→ GOAL:
Copy each line exactly. Leave nothing out.

→ THE DATA:

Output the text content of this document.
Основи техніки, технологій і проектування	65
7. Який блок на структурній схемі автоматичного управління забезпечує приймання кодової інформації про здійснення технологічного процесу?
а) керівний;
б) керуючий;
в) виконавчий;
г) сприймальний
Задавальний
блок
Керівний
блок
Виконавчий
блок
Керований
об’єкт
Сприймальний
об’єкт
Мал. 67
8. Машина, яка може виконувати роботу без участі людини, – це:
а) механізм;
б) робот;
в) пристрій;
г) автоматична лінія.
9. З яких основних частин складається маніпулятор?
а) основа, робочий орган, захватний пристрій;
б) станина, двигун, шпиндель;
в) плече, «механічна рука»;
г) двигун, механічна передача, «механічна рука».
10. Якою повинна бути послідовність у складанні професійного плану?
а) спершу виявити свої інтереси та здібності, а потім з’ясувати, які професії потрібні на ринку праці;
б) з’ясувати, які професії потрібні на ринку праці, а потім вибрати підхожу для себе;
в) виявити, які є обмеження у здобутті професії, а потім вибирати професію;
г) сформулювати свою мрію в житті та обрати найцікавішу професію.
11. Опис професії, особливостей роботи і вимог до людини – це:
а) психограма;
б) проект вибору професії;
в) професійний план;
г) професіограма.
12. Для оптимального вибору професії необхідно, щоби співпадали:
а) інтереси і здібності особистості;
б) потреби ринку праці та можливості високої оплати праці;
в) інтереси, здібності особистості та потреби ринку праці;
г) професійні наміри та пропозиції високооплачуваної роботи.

→ ANSWER BELOW:
Output the text content of this document.
Основи техніки, технологій і проектування	65
7. Який блок на структурній схемі автоматичного управління забезпечує приймання кодової інформації про здійснення технологічного процесу?
а) керівний;
б) керуючий;
в) виконавчий;
г) сприймальний
Задавальний
блок
Керівний
блок
Виконавчий
блок
Керований
об’єкт
Сприймальний
об’єкт
Мал. 67
8. Машина, яка може виконувати роботу без участі людини, – це:
а) механізм;
б) робот;
в) пристрій;
г) автоматична лінія.
9. З яких основних частин складається маніпулятор?
а) основа, робочий орган, захватний пристрій;
б) станина, двигун, шпиндель;
в) плече, «механічна рука»;
г) двигун, механічна передача, «механічна рука».
10. Якою повинна бути послідовність у складанні професійного плану?
а) спершу виявити свої інтереси та здібності, а потім з’ясувати, які професії потрібні на ринку праці;
б) з’ясувати, які професії потрібні на ринку праці, а потім вибрати підхожу для себе;
в) виявити, які є обмеження у здобутті професії, а потім вибирати професію;
г) сформулювати свою мрію в житті та обрати найцікавішу професію.
11. Опис професії, особливостей роботи і вимог до людини – це:
а) психограма;
б) проект вибору професії;
в) професійний план;
г) професіограма.
12. Для оптимального вибору професії необхідно, щоби співпадали:
а) інтереси і здібності особистості;
б) потреби ринку праці та можливості високої оплати праці;
в) інтереси, здібності особистості та потреби ринку праці;
г) професійні наміри та пропозиції високооплачуваної роботи.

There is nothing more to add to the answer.